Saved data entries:
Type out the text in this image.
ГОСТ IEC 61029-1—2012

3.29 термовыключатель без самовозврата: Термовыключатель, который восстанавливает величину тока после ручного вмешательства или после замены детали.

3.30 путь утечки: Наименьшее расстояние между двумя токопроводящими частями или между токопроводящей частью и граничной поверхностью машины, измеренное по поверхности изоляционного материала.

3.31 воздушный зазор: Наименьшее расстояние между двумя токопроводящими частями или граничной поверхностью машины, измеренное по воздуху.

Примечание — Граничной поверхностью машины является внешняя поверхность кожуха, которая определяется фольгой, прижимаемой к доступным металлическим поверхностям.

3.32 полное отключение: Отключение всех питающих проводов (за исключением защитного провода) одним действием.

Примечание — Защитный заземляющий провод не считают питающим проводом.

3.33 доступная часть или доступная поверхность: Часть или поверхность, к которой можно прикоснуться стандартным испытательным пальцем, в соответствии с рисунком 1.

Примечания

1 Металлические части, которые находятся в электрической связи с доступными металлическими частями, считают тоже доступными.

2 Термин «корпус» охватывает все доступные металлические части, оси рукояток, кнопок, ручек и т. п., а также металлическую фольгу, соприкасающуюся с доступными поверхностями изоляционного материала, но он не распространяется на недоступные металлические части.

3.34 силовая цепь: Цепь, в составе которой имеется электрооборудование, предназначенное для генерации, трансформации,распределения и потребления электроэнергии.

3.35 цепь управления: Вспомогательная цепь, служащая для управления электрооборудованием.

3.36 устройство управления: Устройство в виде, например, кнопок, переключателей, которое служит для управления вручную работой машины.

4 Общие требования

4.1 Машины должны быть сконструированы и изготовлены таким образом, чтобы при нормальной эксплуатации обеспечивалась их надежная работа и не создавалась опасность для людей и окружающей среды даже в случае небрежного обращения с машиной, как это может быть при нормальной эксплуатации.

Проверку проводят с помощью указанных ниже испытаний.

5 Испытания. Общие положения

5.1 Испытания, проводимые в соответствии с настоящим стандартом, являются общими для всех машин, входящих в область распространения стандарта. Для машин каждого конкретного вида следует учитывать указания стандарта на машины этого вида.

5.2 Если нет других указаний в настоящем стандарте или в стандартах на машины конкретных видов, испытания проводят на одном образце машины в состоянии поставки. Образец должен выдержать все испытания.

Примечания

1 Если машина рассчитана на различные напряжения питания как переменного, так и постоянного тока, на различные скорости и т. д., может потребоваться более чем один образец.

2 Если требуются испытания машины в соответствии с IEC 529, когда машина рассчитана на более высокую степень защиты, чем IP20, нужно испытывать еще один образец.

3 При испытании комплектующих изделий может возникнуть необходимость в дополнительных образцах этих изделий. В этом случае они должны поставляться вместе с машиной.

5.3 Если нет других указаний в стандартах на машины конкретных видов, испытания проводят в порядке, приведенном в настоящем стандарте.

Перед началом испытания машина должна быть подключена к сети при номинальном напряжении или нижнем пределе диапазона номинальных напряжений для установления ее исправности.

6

■ **What is being asked**
Extract the whole listing, character for character.

■ **Task response**
Type out the text in this image.
ГОСТ IEC 61029-1—2012

3.29 термовыключатель без самовозврата: Термовыключатель, который восстанавливает величину тока после ручного вмешательства или после замены детали.

3.30 путь утечки: Наименьшее расстояние между двумя токопроводящими частями или между токопроводящей частью и граничной поверхностью машины, измеренное по поверхности изоляционного материала.

3.31 воздушный зазор: Наименьшее расстояние между двумя токопроводящими частями или граничной поверхностью машины, измеренное по воздуху.

Примечание — Граничной поверхностью машины является внешняя поверхность кожуха, которая определяется фольгой, прижимаемой к доступным металлическим поверхностям.

3.32 полное отключение: Отключение всех питающих проводов (за исключением защитного провода) одним действием.

Примечание — Защитный заземляющий провод не считают питающим проводом.

3.33 доступная часть или доступная поверхность: Часть или поверхность, к которой можно прикоснуться стандартным испытательным пальцем, в соответствии с рисунком 1.

Примечания

1 Металлические части, которые находятся в электрической связи с доступными металлическими частями, считают тоже доступными.

2 Термин «корпус» охватывает все доступные металлические части, оси рукояток, кнопок, ручек и т. п., а также металлическую фольгу, соприкасающуюся с доступными поверхностями изоляционного материала, но он не распространяется на недоступные металлические части.

3.34 силовая цепь: Цепь, в составе которой имеется электрооборудование, предназначенное для генерации, трансформации,распределения и потребления электроэнергии.

3.35 цепь управления: Вспомогательная цепь, служащая для управления электрооборудованием.

3.36 устройство управления: Устройство в виде, например, кнопок, переключателей, которое служит для управления вручную работой машины.

4 Общие требования

4.1 Машины должны быть сконструированы и изготовлены таким образом, чтобы при нормальной эксплуатации обеспечивалась их надежная работа и не создавалась опасность для людей и окружающей среды даже в случае небрежного обращения с машиной, как это может быть при нормальной эксплуатации.

Проверку проводят с помощью указанных ниже испытаний.

5 Испытания. Общие положения

5.1 Испытания, проводимые в соответствии с настоящим стандартом, являются общими для всех машин, входящих в область распространения стандарта. Для машин каждого конкретного вида следует учитывать указания стандарта на машины этого вида.

5.2 Если нет других указаний в настоящем стандарте или в стандартах на машины конкретных видов, испытания проводят на одном образце машины в состоянии поставки. Образец должен выдержать все испытания.

Примечания

1 Если машина рассчитана на различные напряжения питания как переменного, так и постоянного тока, на различные скорости и т. д., может потребоваться более чем один образец.

2 Если требуются испытания машины в соответствии с IEC 529, когда машина рассчитана на более высокую степень защиты, чем IP20, нужно испытывать еще один образец.

3 При испытании комплектующих изделий может возникнуть необходимость в дополнительных образцах этих изделий. В этом случае они должны поставляться вместе с машиной.

5.3 Если нет других указаний в стандартах на машины конкретных видов, испытания проводят в порядке, приведенном в настоящем стандарте.

Перед началом испытания машина должна быть подключена к сети при номинальном напряжении или нижнем пределе диапазона номинальных напряжений для установления ее исправности.

6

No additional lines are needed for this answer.